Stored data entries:
———
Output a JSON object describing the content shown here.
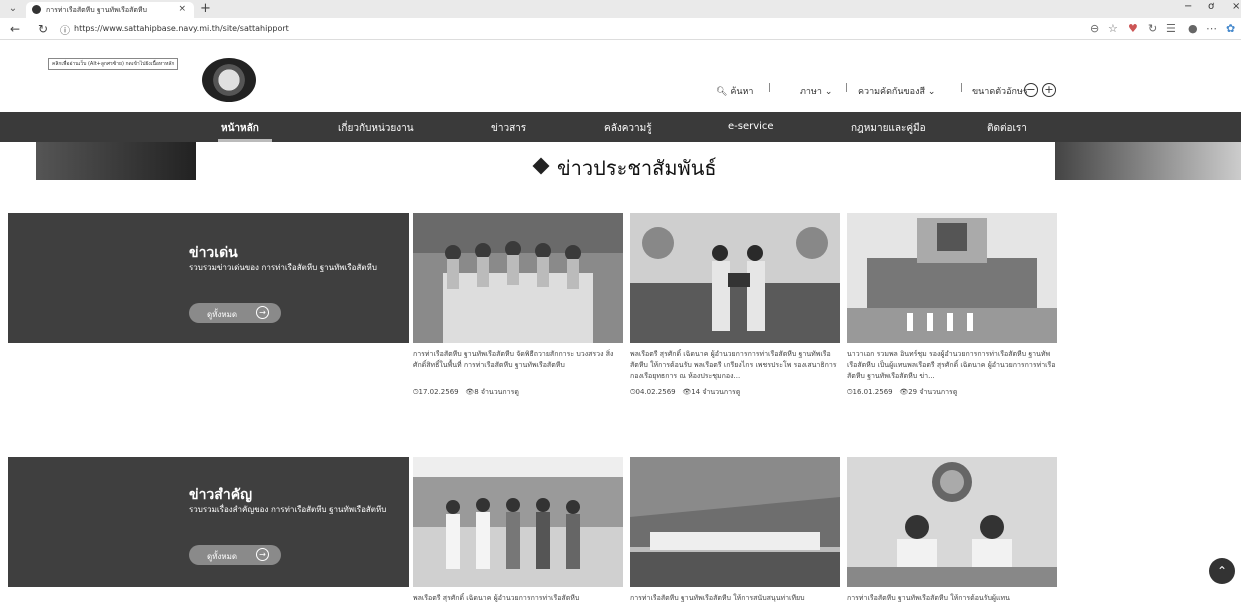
{
  "browser": {
    "tab_title": "การท่าเรือสัตหีบ ฐานทัพเรือสัตหีบ",
    "tab_close": "×",
    "new_tab": "+",
    "url": "https://www.sattahipbase.navy.mi.th/site/sattahipport",
    "win_min": "−",
    "win_max": "ơ",
    "win_close": "×"
  },
  "header": {
    "skip_tip": "คลิกเพื่ออ่านเว็บ (Alt+ลูกศรซ้าย) กดเข้าไปยังเนื้อหาหลัก",
    "search_label": "ค้นหา",
    "language_label": "ภาษา",
    "contrast_label": "ความคัดกันของสี",
    "fontsize_label": "ขนาดตัวอักษร"
  },
  "nav": {
    "items": [
      "หน้าหลัก",
      "เกี่ยวกับหน่วยงาน",
      "ข่าวสาร",
      "คลังความรู้",
      "e-service",
      "กฎหมายและคู่มือ",
      "ติดต่อเรา"
    ]
  },
  "page": {
    "section_title": "ข่าวประชาสัมพันธ์"
  },
  "featured": {
    "title": "ข่าวเด่น",
    "desc": "รวบรวมข่าวเด่นของ การท่าเรือสัตหีบ ฐานทัพเรือสัตหีบ",
    "button": "ดูทั้งหมด",
    "items": [
      {
        "text": "การท่าเรือสัตหีบ ฐานทัพเรือสัตหีบ จัดพิธีถวายสักการะ บวงสรวง สิ่งศักดิ์สิทธิ์ในพื้นที่ การท่าเรือสัตหีบ ฐานทัพเรือสัตหีบ",
        "date": "17.02.2569",
        "views": "8 จำนวนการดู"
      },
      {
        "text": "พลเรือตรี สุรศักดิ์ เฉิดนาค ผู้อำนวยการการท่าเรือสัตหีบ ฐานทัพเรือสัตหีบ ให้การต้อนรับ พลเรือตรี เกรียงไกร เพชรประโพ รองเสนาธิการกองเรือยุทธการ ณ ห้องประชุมกอง...",
        "date": "04.02.2569",
        "views": "14 จำนวนการดู"
      },
      {
        "text": "นาวาเอก รวมพล อินทร์ชุม รองผู้อำนวยการการท่าเรือสัตหีบ ฐานทัพเรือสัตหีบ เป็นผู้แทนพลเรือตรี สุรศักดิ์ เฉิดนาค ผู้อำนวยการการท่าเรือสัตหีบ ฐานทัพเรือสัตหีบ ข่า...",
        "date": "16.01.2569",
        "views": "29 จำนวนการดู"
      }
    ]
  },
  "important": {
    "title": "ข่าวสำคัญ",
    "desc": "รวบรวมเรื่องสำคัญของ การท่าเรือสัตหีบ ฐานทัพเรือสัตหีบ",
    "button": "ดูทั้งหมด",
    "items": [
      {
        "text": "พลเรือตรี สุรศักดิ์ เฉิดนาค ผู้อำนวยการการท่าเรือสัตหีบ"
      },
      {
        "text": "การท่าเรือสัตหีบ ฐานทัพเรือสัตหีบ ให้การสนับสนุนท่าเทียบ"
      },
      {
        "text": "การท่าเรือสัตหีบ ฐานทัพเรือสัตหีบ ให้การต้อนรับผู้แทน"
      }
    ]
  }
}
———
• TASK DIRECTIONS:
Pick out the lines above containing the word "text", then copy them.

• REPLY TO THE TASK:
        "text": "การท่าเรือสัตหีบ ฐานทัพเรือสัตหีบ จัดพิธีถวายสักการะ บวงสรวง สิ่งศักดิ์สิทธิ์ในพื้นที่ การท่าเรือสัตหีบ ฐานทัพเรือสัตหีบ",
        "text": "พลเรือตรี สุรศักดิ์ เฉิดนาค ผู้อำนวยการการท่าเรือสัตหีบ ฐานทัพเรือสัตหีบ ให้การต้อนรับ พลเรือตรี เกรียงไกร เพชรประโพ รองเสนาธิการกองเรือยุทธการ ณ ห้องประชุมกอง...",
        "text": "นาวาเอก รวมพล อินทร์ชุม รองผู้อำนวยการการท่าเรือสัตหีบ ฐานทัพเรือสัตหีบ เป็นผู้แทนพลเรือตรี สุรศักดิ์ เฉิดนาค ผู้อำนวยการการท่าเรือสัตหีบ ฐานทัพเรือสัตหีบ ข่า...",
        "text": "พลเรือตรี สุรศักดิ์ เฉิดนาค ผู้อำนวยการการท่าเรือสัตหีบ"
        "text": "การท่าเรือสัตหีบ ฐานทัพเรือสัตหีบ ให้การสนับสนุนท่าเทียบ"
        "text": "การท่าเรือสัตหีบ ฐานทัพเรือสัตหีบ ให้การต้อนรับผู้แทน"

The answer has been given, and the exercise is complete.